Go through the data below and copy it exactly, skipping every picture.
##### Data in this exercise
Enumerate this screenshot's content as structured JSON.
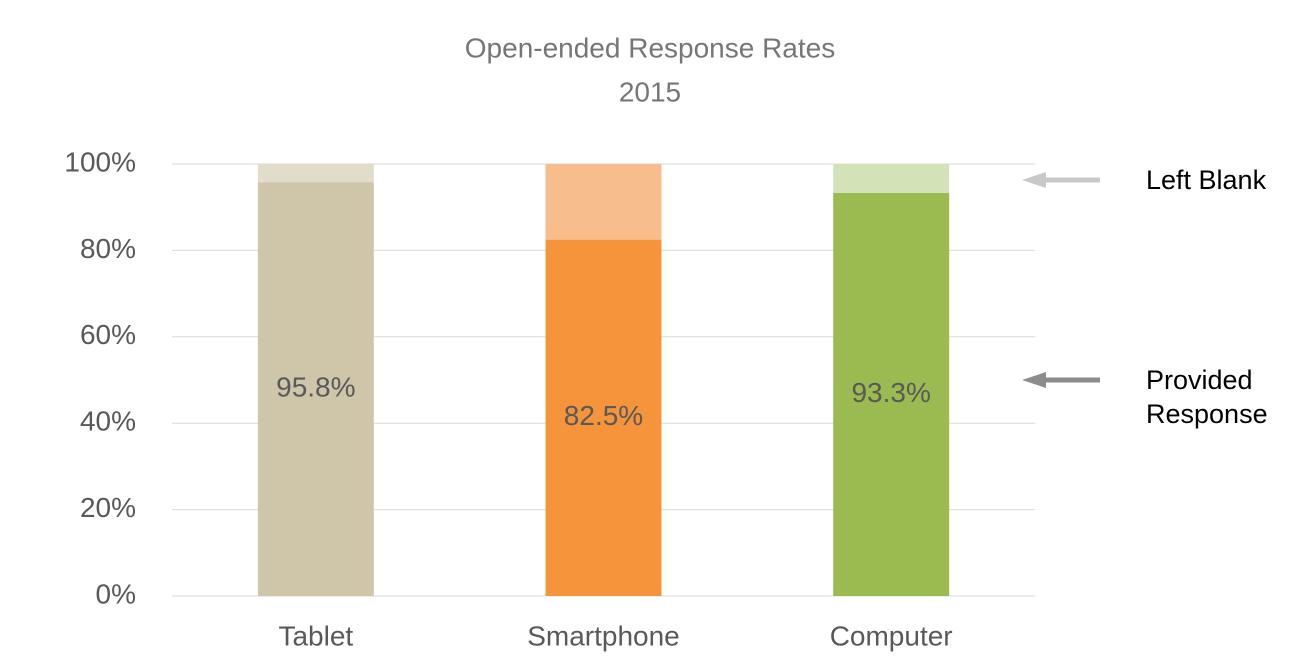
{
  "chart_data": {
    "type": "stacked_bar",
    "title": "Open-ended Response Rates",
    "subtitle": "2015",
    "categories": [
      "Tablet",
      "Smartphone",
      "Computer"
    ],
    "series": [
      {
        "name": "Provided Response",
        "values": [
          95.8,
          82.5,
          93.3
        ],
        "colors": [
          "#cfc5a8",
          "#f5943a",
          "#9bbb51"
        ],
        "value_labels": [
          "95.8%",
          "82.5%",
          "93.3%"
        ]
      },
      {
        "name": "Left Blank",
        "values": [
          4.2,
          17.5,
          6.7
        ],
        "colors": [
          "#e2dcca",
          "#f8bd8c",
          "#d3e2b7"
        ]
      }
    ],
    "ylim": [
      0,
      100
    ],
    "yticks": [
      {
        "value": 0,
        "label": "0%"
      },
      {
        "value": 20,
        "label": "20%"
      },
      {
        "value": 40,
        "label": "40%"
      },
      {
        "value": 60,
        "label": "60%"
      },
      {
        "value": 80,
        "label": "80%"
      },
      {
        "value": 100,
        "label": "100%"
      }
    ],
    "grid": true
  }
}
##########
Result for this task:
Enumerate this screenshot's content as structured JSON.
{
  "chart_data": {
    "type": "stacked_bar",
    "title": "Open-ended Response Rates",
    "subtitle": "2015",
    "categories": [
      "Tablet",
      "Smartphone",
      "Computer"
    ],
    "series": [
      {
        "name": "Provided Response",
        "values": [
          95.8,
          82.5,
          93.3
        ],
        "colors": [
          "#cfc5a8",
          "#f5943a",
          "#9bbb51"
        ],
        "value_labels": [
          "95.8%",
          "82.5%",
          "93.3%"
        ]
      },
      {
        "name": "Left Blank",
        "values": [
          4.2,
          17.5,
          6.7
        ],
        "colors": [
          "#e2dcca",
          "#f8bd8c",
          "#d3e2b7"
        ]
      }
    ],
    "ylim": [
      0,
      100
    ],
    "yticks": [
      {
        "value": 0,
        "label": "0%"
      },
      {
        "value": 20,
        "label": "20%"
      },
      {
        "value": 40,
        "label": "40%"
      },
      {
        "value": 60,
        "label": "60%"
      },
      {
        "value": 80,
        "label": "80%"
      },
      {
        "value": 100,
        "label": "100%"
      }
    ],
    "grid": true
  }
}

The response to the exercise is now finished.